## Job:
State the number of lines that include the string "name", and write nothing else.

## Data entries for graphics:
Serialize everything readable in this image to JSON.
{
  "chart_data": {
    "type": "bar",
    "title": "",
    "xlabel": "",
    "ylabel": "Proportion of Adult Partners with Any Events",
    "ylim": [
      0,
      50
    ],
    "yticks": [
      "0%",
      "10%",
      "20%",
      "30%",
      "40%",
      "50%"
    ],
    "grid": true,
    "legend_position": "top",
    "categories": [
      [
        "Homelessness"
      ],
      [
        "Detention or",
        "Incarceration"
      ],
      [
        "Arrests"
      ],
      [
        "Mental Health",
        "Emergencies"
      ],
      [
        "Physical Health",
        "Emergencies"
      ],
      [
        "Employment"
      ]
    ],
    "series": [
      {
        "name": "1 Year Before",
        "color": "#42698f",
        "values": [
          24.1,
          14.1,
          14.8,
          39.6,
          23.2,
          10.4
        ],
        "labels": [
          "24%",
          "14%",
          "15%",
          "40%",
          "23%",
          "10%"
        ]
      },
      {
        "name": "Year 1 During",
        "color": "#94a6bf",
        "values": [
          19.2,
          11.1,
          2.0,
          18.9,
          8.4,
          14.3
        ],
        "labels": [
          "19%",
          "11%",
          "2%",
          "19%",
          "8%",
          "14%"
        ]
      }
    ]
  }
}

* * *

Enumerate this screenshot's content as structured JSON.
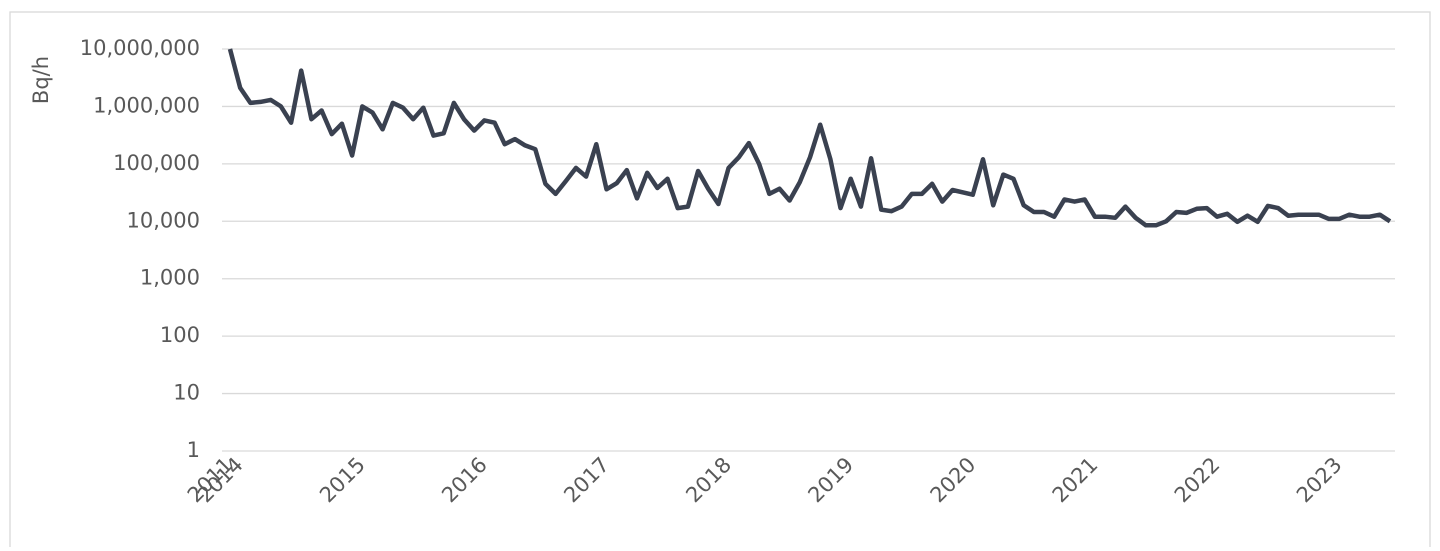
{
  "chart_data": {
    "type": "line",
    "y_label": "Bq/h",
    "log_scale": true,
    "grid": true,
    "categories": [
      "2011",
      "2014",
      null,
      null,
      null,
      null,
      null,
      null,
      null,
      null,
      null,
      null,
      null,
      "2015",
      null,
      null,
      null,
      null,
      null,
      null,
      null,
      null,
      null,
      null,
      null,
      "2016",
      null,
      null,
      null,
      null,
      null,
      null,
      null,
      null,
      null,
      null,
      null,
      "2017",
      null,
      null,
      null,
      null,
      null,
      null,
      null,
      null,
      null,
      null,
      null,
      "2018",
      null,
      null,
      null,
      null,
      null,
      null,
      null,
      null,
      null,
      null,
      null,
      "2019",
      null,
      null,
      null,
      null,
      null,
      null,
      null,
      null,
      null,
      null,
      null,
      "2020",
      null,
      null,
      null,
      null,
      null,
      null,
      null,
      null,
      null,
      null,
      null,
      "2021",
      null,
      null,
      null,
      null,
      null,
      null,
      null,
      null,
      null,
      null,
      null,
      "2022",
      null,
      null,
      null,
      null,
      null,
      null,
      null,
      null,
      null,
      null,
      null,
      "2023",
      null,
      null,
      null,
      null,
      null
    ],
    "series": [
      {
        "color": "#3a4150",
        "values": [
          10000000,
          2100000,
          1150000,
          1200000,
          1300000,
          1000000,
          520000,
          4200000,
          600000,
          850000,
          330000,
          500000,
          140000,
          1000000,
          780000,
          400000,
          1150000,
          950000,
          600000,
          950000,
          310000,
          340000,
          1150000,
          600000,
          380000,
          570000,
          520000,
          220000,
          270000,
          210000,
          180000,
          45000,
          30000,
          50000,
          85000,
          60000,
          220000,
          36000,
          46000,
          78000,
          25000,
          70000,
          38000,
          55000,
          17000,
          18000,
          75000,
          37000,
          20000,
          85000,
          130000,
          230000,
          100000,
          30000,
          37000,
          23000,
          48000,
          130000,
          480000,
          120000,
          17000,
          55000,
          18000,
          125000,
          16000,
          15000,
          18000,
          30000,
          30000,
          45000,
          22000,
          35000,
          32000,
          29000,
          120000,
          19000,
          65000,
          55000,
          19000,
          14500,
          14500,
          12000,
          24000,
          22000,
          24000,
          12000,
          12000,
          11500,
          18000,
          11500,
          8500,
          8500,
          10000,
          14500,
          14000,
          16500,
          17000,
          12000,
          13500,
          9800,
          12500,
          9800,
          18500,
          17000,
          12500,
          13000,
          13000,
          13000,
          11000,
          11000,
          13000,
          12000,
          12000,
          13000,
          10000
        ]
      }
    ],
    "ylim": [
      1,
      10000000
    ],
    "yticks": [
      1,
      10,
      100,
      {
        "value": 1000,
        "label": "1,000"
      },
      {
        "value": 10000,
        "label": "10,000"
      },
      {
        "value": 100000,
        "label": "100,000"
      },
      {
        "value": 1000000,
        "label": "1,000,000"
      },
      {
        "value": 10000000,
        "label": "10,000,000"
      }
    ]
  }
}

## Exercise answer:
2